Saved data entries:

## BEGIN

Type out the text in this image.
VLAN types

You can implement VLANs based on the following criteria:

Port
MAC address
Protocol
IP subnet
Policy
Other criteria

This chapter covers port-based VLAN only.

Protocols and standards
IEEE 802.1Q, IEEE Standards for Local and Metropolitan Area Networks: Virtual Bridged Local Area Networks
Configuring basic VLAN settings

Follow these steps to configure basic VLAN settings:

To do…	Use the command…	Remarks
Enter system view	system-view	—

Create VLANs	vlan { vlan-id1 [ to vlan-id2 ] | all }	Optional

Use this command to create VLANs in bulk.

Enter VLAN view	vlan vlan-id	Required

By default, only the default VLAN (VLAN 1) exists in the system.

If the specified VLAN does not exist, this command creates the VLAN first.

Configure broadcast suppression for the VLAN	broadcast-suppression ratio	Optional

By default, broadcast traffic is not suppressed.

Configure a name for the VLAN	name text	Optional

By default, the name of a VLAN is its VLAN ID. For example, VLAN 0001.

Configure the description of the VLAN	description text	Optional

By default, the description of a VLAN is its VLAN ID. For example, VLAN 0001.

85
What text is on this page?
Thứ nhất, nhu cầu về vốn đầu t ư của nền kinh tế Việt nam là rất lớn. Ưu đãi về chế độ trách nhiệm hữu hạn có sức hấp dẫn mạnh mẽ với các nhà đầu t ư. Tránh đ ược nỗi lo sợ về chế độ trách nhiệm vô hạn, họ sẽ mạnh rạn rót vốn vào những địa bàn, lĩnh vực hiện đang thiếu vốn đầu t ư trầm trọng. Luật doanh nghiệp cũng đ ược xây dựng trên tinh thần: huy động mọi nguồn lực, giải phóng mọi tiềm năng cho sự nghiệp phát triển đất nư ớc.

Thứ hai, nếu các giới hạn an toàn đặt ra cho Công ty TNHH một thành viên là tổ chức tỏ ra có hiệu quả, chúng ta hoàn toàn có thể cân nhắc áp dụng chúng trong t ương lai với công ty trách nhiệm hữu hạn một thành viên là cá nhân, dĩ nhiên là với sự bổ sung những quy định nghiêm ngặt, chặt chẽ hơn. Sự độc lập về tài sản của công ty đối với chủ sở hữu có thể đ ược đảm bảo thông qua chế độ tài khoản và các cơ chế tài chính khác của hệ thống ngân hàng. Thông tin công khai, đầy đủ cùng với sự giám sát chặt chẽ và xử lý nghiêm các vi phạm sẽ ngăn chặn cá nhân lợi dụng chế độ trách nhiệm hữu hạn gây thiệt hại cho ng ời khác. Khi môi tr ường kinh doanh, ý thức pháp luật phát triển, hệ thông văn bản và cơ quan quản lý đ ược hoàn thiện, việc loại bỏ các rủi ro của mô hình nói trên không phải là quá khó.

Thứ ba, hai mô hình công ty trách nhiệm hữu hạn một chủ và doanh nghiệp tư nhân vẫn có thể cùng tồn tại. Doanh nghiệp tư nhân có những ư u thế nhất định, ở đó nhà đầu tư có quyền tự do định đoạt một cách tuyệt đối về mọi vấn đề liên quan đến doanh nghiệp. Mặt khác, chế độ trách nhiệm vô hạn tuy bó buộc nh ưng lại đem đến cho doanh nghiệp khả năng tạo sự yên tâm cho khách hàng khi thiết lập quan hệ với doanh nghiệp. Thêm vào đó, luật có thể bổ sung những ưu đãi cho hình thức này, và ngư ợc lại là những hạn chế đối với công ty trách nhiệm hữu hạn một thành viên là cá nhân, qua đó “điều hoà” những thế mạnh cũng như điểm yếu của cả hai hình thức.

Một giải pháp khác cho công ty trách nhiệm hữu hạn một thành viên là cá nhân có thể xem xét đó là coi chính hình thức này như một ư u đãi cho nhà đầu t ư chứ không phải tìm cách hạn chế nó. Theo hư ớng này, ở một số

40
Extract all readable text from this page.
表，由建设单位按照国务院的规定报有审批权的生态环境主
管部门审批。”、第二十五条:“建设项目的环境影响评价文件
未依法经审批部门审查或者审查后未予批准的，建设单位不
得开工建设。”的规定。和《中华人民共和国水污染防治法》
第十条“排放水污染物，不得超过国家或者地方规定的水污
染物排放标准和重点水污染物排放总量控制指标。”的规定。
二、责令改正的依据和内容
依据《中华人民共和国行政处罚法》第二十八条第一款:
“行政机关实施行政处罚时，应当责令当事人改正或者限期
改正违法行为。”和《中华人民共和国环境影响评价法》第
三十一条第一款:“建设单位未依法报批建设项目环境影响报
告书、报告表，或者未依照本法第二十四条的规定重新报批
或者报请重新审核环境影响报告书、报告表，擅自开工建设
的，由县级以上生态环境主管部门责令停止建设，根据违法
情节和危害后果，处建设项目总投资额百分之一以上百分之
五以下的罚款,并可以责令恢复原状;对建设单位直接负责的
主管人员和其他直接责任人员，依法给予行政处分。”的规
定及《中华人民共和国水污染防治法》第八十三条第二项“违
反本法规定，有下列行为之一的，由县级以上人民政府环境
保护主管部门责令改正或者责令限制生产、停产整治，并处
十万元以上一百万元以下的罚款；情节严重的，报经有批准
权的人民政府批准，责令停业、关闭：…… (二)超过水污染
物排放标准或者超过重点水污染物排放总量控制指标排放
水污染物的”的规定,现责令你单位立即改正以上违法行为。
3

## END

CHALLENGE: All the data must be duplicated exactly, with nothing added or removed.

WORKED ANSWER:
Type out the text in this image.
VLAN types

You can implement VLANs based on the following criteria:

Port
MAC address
Protocol
IP subnet
Policy
Other criteria

This chapter covers port-based VLAN only.

Protocols and standards
IEEE 802.1Q, IEEE Standards for Local and Metropolitan Area Networks: Virtual Bridged Local Area Networks
Configuring basic VLAN settings

Follow these steps to configure basic VLAN settings:

To do…	Use the command…	Remarks
Enter system view	system-view	—

Create VLANs	vlan { vlan-id1 [ to vlan-id2 ] | all }	Optional

Use this command to create VLANs in bulk.

Enter VLAN view	vlan vlan-id	Required

By default, only the default VLAN (VLAN 1) exists in the system.

If the specified VLAN does not exist, this command creates the VLAN first.

Configure broadcast suppression for the VLAN	broadcast-suppression ratio	Optional

By default, broadcast traffic is not suppressed.

Configure a name for the VLAN	name text	Optional

By default, the name of a VLAN is its VLAN ID. For example, VLAN 0001.

Configure the description of the VLAN	description text	Optional

By default, the description of a VLAN is its VLAN ID. For example, VLAN 0001.

85
What text is on this page?
Thứ nhất, nhu cầu về vốn đầu t ư của nền kinh tế Việt nam là rất lớn. Ưu đãi về chế độ trách nhiệm hữu hạn có sức hấp dẫn mạnh mẽ với các nhà đầu t ư. Tránh đ ược nỗi lo sợ về chế độ trách nhiệm vô hạn, họ sẽ mạnh rạn rót vốn vào những địa bàn, lĩnh vực hiện đang thiếu vốn đầu t ư trầm trọng. Luật doanh nghiệp cũng đ ược xây dựng trên tinh thần: huy động mọi nguồn lực, giải phóng mọi tiềm năng cho sự nghiệp phát triển đất nư ớc.

Thứ hai, nếu các giới hạn an toàn đặt ra cho Công ty TNHH một thành viên là tổ chức tỏ ra có hiệu quả, chúng ta hoàn toàn có thể cân nhắc áp dụng chúng trong t ương lai với công ty trách nhiệm hữu hạn một thành viên là cá nhân, dĩ nhiên là với sự bổ sung những quy định nghiêm ngặt, chặt chẽ hơn. Sự độc lập về tài sản của công ty đối với chủ sở hữu có thể đ ược đảm bảo thông qua chế độ tài khoản và các cơ chế tài chính khác của hệ thống ngân hàng. Thông tin công khai, đầy đủ cùng với sự giám sát chặt chẽ và xử lý nghiêm các vi phạm sẽ ngăn chặn cá nhân lợi dụng chế độ trách nhiệm hữu hạn gây thiệt hại cho ng ời khác. Khi môi tr ường kinh doanh, ý thức pháp luật phát triển, hệ thông văn bản và cơ quan quản lý đ ược hoàn thiện, việc loại bỏ các rủi ro của mô hình nói trên không phải là quá khó.

Thứ ba, hai mô hình công ty trách nhiệm hữu hạn một chủ và doanh nghiệp tư nhân vẫn có thể cùng tồn tại. Doanh nghiệp tư nhân có những ư u thế nhất định, ở đó nhà đầu tư có quyền tự do định đoạt một cách tuyệt đối về mọi vấn đề liên quan đến doanh nghiệp. Mặt khác, chế độ trách nhiệm vô hạn tuy bó buộc nh ưng lại đem đến cho doanh nghiệp khả năng tạo sự yên tâm cho khách hàng khi thiết lập quan hệ với doanh nghiệp. Thêm vào đó, luật có thể bổ sung những ưu đãi cho hình thức này, và ngư ợc lại là những hạn chế đối với công ty trách nhiệm hữu hạn một thành viên là cá nhân, qua đó “điều hoà” những thế mạnh cũng như điểm yếu của cả hai hình thức.

Một giải pháp khác cho công ty trách nhiệm hữu hạn một thành viên là cá nhân có thể xem xét đó là coi chính hình thức này như một ư u đãi cho nhà đầu t ư chứ không phải tìm cách hạn chế nó. Theo hư ớng này, ở một số

40
Extract all readable text from this page.
表，由建设单位按照国务院的规定报有审批权的生态环境主
管部门审批。”、第二十五条:“建设项目的环境影响评价文件
未依法经审批部门审查或者审查后未予批准的，建设单位不
得开工建设。”的规定。和《中华人民共和国水污染防治法》
第十条“排放水污染物，不得超过国家或者地方规定的水污
染物排放标准和重点水污染物排放总量控制指标。”的规定。
二、责令改正的依据和内容
依据《中华人民共和国行政处罚法》第二十八条第一款:
“行政机关实施行政处罚时，应当责令当事人改正或者限期
改正违法行为。”和《中华人民共和国环境影响评价法》第
三十一条第一款:“建设单位未依法报批建设项目环境影响报
告书、报告表，或者未依照本法第二十四条的规定重新报批
或者报请重新审核环境影响报告书、报告表，擅自开工建设
的，由县级以上生态环境主管部门责令停止建设，根据违法
情节和危害后果，处建设项目总投资额百分之一以上百分之
五以下的罚款,并可以责令恢复原状;对建设单位直接负责的
主管人员和其他直接责任人员，依法给予行政处分。”的规
定及《中华人民共和国水污染防治法》第八十三条第二项“违
反本法规定，有下列行为之一的，由县级以上人民政府环境
保护主管部门责令改正或者责令限制生产、停产整治，并处
十万元以上一百万元以下的罚款；情节严重的，报经有批准
权的人民政府批准，责令停业、关闭：…… (二)超过水污染
物排放标准或者超过重点水污染物排放总量控制指标排放
水污染物的”的规定,现责令你单位立即改正以上违法行为。
3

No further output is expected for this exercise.